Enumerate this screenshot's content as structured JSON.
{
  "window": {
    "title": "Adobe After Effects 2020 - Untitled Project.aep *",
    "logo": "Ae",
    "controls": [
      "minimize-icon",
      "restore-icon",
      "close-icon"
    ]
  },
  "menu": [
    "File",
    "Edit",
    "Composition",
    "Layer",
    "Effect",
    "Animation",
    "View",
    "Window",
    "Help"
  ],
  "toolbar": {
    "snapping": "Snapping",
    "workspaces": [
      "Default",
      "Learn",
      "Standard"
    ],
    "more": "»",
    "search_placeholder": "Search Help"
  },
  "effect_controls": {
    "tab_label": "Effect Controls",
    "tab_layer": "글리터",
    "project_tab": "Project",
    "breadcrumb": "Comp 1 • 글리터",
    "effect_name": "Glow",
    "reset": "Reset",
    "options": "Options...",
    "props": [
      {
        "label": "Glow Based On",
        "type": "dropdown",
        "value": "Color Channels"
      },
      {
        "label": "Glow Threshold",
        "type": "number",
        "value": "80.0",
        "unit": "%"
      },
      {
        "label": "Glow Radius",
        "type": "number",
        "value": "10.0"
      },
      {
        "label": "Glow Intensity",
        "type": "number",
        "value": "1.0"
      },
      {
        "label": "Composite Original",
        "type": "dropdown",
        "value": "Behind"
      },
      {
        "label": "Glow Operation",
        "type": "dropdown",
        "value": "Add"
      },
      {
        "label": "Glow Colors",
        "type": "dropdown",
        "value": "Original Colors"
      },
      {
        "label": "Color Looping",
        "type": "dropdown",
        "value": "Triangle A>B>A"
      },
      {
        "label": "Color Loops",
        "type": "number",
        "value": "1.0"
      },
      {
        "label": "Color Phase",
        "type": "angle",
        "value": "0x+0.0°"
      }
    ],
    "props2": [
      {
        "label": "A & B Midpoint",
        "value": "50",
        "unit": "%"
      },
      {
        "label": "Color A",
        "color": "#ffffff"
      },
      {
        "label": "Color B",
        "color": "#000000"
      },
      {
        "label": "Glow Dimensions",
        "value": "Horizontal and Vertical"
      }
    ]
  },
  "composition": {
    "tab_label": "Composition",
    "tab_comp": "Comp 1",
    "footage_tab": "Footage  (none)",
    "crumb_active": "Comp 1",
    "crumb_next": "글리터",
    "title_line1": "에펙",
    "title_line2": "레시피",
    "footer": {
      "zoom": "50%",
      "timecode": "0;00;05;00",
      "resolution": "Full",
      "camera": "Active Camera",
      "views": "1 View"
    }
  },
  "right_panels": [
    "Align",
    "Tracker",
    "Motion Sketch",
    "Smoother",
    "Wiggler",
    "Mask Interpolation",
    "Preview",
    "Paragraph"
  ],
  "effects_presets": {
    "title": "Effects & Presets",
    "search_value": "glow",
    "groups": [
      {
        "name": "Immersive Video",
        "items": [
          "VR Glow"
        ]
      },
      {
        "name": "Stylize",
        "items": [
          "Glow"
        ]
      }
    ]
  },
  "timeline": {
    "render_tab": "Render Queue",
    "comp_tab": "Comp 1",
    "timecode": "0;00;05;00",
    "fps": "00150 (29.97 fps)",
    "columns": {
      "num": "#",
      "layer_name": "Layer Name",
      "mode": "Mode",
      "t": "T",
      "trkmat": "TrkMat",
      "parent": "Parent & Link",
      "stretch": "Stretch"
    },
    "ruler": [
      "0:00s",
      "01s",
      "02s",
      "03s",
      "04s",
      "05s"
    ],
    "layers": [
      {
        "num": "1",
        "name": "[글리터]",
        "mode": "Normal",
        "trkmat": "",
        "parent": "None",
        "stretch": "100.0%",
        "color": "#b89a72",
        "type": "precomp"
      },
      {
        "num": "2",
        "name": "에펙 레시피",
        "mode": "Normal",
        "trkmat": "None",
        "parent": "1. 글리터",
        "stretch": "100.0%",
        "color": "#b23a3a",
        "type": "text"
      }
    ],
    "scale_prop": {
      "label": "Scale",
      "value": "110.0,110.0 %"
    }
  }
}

⁂

Copy each line of the listing in which the word "Colors" can be found.

        "label": "Glow Colors",
        "value": "Original Colors"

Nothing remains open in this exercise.